*Prompt*. Below are entries. Pull out all lines containing "JSON".

- - -

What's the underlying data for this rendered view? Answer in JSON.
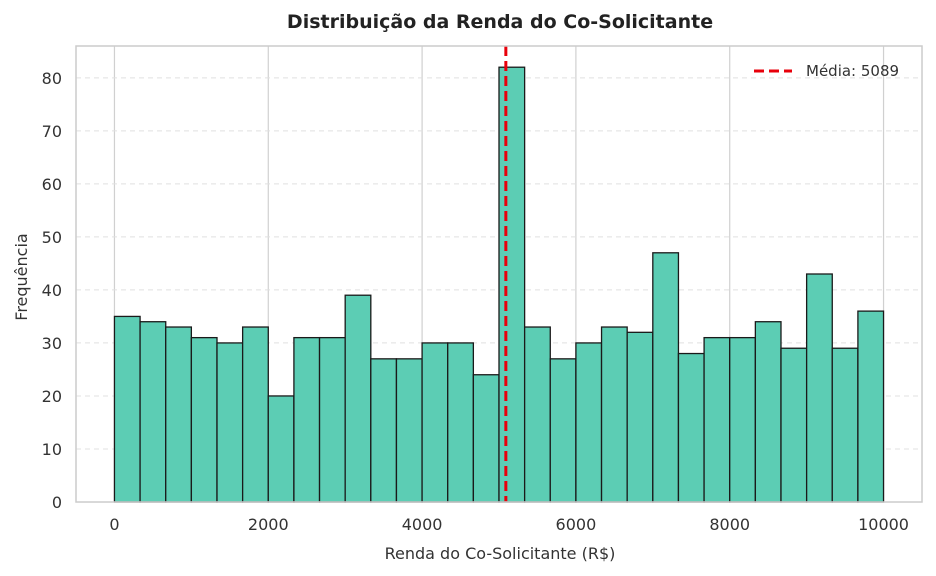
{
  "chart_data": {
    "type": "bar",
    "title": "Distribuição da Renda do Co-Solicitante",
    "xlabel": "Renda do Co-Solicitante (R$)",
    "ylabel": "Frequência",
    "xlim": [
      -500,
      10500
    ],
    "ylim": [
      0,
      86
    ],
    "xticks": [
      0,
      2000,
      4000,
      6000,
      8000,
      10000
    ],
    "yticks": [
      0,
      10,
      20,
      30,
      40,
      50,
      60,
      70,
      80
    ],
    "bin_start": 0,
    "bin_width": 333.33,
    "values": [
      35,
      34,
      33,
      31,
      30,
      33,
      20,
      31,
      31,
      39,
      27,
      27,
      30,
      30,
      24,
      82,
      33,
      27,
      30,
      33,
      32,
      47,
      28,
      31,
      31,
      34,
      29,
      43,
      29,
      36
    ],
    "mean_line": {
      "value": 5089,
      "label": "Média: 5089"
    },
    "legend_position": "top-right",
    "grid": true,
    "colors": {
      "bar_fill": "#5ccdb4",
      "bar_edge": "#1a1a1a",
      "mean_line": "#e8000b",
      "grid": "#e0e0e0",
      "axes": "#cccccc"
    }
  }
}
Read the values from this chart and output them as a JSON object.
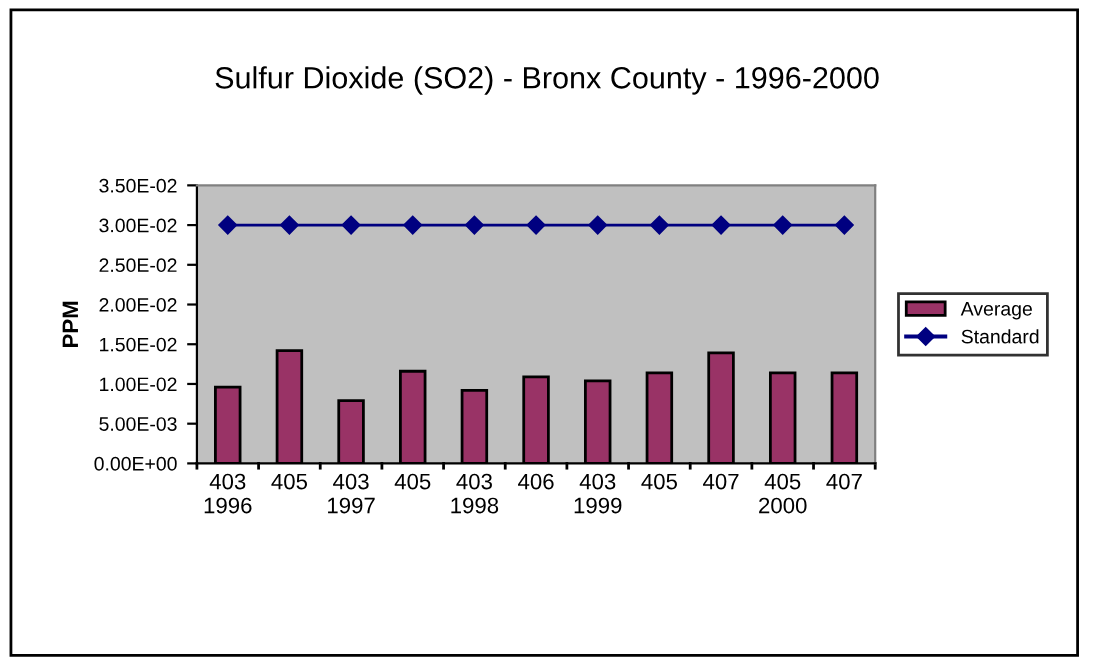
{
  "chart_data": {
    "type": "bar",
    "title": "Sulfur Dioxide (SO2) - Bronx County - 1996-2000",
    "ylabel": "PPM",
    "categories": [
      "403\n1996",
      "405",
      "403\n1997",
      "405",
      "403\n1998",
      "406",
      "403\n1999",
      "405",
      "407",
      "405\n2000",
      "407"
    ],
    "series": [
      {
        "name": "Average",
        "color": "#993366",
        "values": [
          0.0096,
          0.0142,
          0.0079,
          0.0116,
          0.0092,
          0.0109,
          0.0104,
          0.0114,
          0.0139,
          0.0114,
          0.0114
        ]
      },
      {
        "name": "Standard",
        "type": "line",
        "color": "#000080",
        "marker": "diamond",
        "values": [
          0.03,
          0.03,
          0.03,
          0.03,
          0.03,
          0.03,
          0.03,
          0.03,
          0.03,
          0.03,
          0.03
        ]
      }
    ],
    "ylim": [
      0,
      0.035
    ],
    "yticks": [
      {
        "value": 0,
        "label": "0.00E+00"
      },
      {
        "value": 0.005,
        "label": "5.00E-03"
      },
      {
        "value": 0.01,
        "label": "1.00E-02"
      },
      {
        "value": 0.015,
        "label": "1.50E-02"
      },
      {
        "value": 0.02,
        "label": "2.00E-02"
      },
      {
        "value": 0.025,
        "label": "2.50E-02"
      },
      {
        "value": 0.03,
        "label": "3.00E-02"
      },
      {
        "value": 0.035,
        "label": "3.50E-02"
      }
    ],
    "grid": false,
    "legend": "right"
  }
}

- - -

*Complete output*.
What's the underlying data for this rendered view? Answer in JSON.
Read the values from this chart and output them as a JSON object.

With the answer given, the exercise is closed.